*** Material supplied

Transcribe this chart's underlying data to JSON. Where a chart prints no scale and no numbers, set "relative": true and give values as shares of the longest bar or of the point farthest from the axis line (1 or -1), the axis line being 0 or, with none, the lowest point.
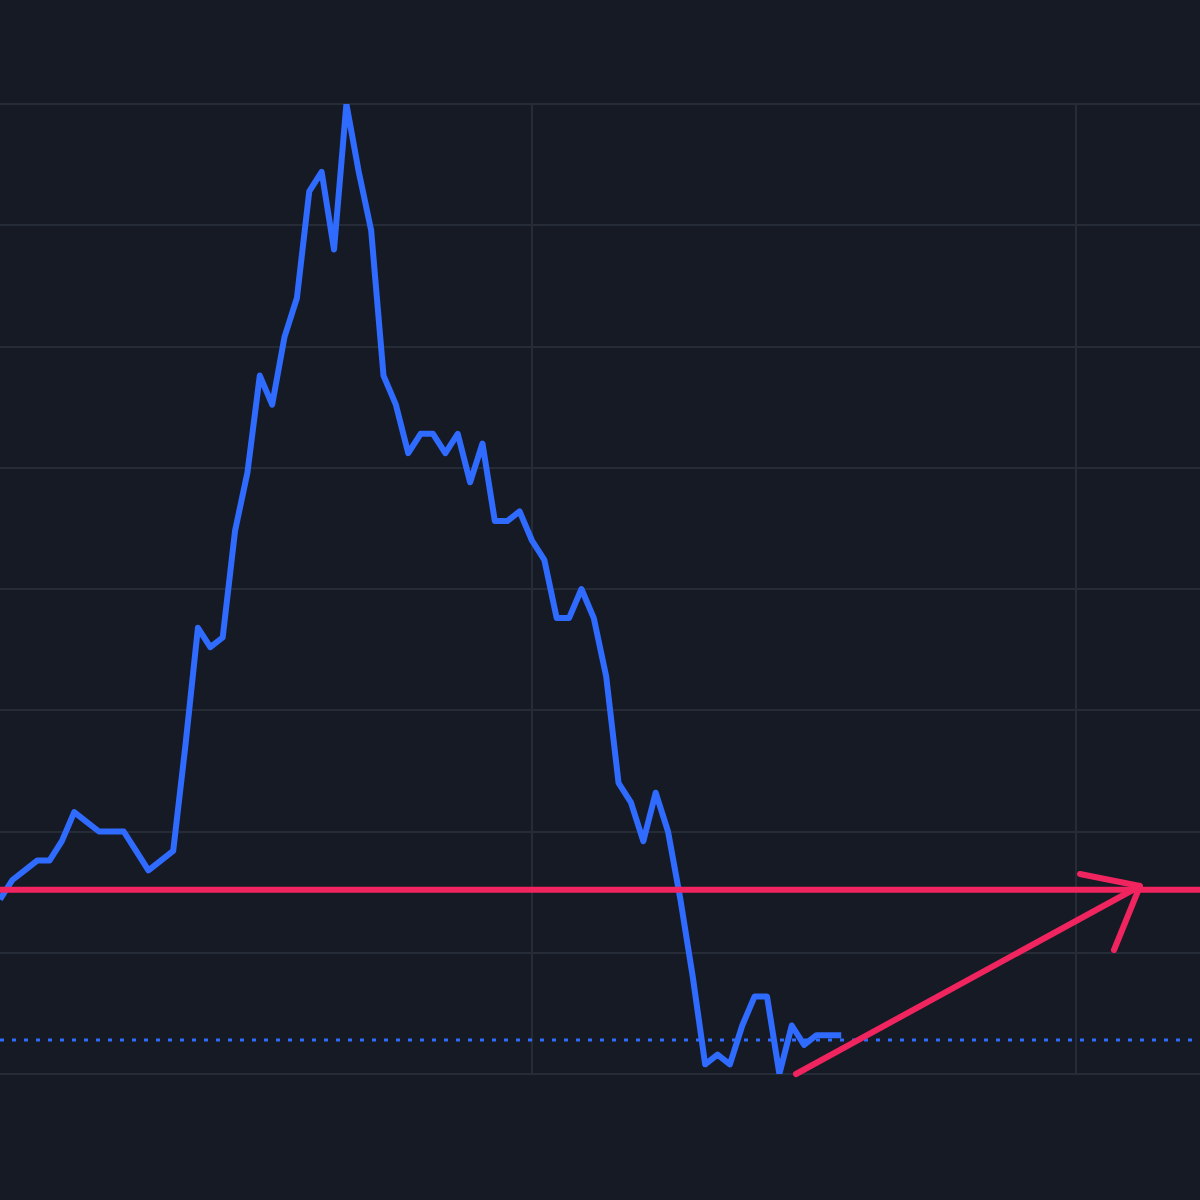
{
  "chart_data": {
    "type": "line",
    "relative": true,
    "grid": true,
    "legend": false,
    "marker": "none",
    "line_style": "solid",
    "categories": [
      null,
      null,
      null,
      null,
      null,
      null,
      null,
      null,
      null,
      null,
      null,
      null,
      null,
      null,
      null,
      null,
      null,
      null,
      null,
      null,
      null,
      null,
      null,
      null,
      null,
      null,
      null,
      null,
      null,
      null,
      null,
      null,
      null,
      null,
      null,
      null,
      null,
      null,
      null,
      null,
      null,
      null,
      null,
      null,
      null,
      null,
      null,
      null,
      null,
      null,
      null,
      null,
      null,
      null,
      null,
      null,
      null,
      null,
      null,
      null,
      null,
      null,
      null,
      null,
      null,
      null,
      null,
      null,
      null,
      null,
      null,
      null,
      null,
      null,
      null,
      null,
      null,
      null,
      null,
      null,
      null,
      null,
      null,
      null,
      null,
      null,
      null,
      null,
      null,
      null,
      null,
      null,
      null,
      null,
      null,
      null,
      null,
      null
    ],
    "series": [
      {
        "color": "#2f6bff",
        "values": [
          0.18,
          0.2,
          0.21,
          0.22,
          0.22,
          0.24,
          0.27,
          0.26,
          0.25,
          0.25,
          0.25,
          0.23,
          0.21,
          0.22,
          0.23,
          0.34,
          0.46,
          0.44,
          0.45,
          0.56,
          0.62,
          0.72,
          0.69,
          0.76,
          0.8,
          0.91,
          0.93,
          0.85,
          1.0,
          0.93,
          0.87,
          0.72,
          0.69,
          0.64,
          0.66,
          0.66,
          0.64,
          0.66,
          0.61,
          0.65,
          0.57,
          0.57,
          0.58,
          0.55,
          0.53,
          0.47,
          0.47,
          0.5,
          0.47,
          0.41,
          0.3,
          0.28,
          0.24,
          0.29,
          0.25,
          0.18,
          0.1,
          0.01,
          0.02,
          0.01,
          0.05,
          0.08,
          0.08,
          0,
          0.05,
          0.03,
          0.04,
          0.04,
          0.04,
          null,
          null,
          null,
          null,
          null,
          null,
          null,
          null,
          null,
          null,
          null,
          null,
          null,
          null,
          null,
          null,
          null,
          null,
          null,
          null,
          null,
          null,
          null,
          null,
          null,
          null,
          null,
          null,
          null
        ]
      }
    ],
    "ref_lines": [
      {
        "axis": "y",
        "value": 0.19,
        "color": "#f0245e",
        "line_style": "solid"
      },
      {
        "axis": "y",
        "value": 0.035,
        "color": "#2f6bff",
        "line_style": "dotted"
      }
    ]
  }
}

******

» **What you are asked to do**
Output each line exactly; omit every picture.

» **The reply**
Transcribe this chart's underlying data to JSON. Where a chart prints no scale and no numbers, set "relative": true and give values as shares of the longest bar or of the point farthest from the axis line (1 or -1), the axis line being 0 or, with none, the lowest point.
{
  "chart_data": {
    "type": "line",
    "relative": true,
    "grid": true,
    "legend": false,
    "marker": "none",
    "line_style": "solid",
    "categories": [
      null,
      null,
      null,
      null,
      null,
      null,
      null,
      null,
      null,
      null,
      null,
      null,
      null,
      null,
      null,
      null,
      null,
      null,
      null,
      null,
      null,
      null,
      null,
      null,
      null,
      null,
      null,
      null,
      null,
      null,
      null,
      null,
      null,
      null,
      null,
      null,
      null,
      null,
      null,
      null,
      null,
      null,
      null,
      null,
      null,
      null,
      null,
      null,
      null,
      null,
      null,
      null,
      null,
      null,
      null,
      null,
      null,
      null,
      null,
      null,
      null,
      null,
      null,
      null,
      null,
      null,
      null,
      null,
      null,
      null,
      null,
      null,
      null,
      null,
      null,
      null,
      null,
      null,
      null,
      null,
      null,
      null,
      null,
      null,
      null,
      null,
      null,
      null,
      null,
      null,
      null,
      null,
      null,
      null,
      null,
      null,
      null,
      null
    ],
    "series": [
      {
        "color": "#2f6bff",
        "values": [
          0.18,
          0.2,
          0.21,
          0.22,
          0.22,
          0.24,
          0.27,
          0.26,
          0.25,
          0.25,
          0.25,
          0.23,
          0.21,
          0.22,
          0.23,
          0.34,
          0.46,
          0.44,
          0.45,
          0.56,
          0.62,
          0.72,
          0.69,
          0.76,
          0.8,
          0.91,
          0.93,
          0.85,
          1.0,
          0.93,
          0.87,
          0.72,
          0.69,
          0.64,
          0.66,
          0.66,
          0.64,
          0.66,
          0.61,
          0.65,
          0.57,
          0.57,
          0.58,
          0.55,
          0.53,
          0.47,
          0.47,
          0.5,
          0.47,
          0.41,
          0.3,
          0.28,
          0.24,
          0.29,
          0.25,
          0.18,
          0.1,
          0.01,
          0.02,
          0.01,
          0.05,
          0.08,
          0.08,
          0,
          0.05,
          0.03,
          0.04,
          0.04,
          0.04,
          null,
          null,
          null,
          null,
          null,
          null,
          null,
          null,
          null,
          null,
          null,
          null,
          null,
          null,
          null,
          null,
          null,
          null,
          null,
          null,
          null,
          null,
          null,
          null,
          null,
          null,
          null,
          null,
          null
        ]
      }
    ],
    "ref_lines": [
      {
        "axis": "y",
        "value": 0.19,
        "color": "#f0245e",
        "line_style": "solid"
      },
      {
        "axis": "y",
        "value": 0.035,
        "color": "#2f6bff",
        "line_style": "dotted"
      }
    ]
  }
}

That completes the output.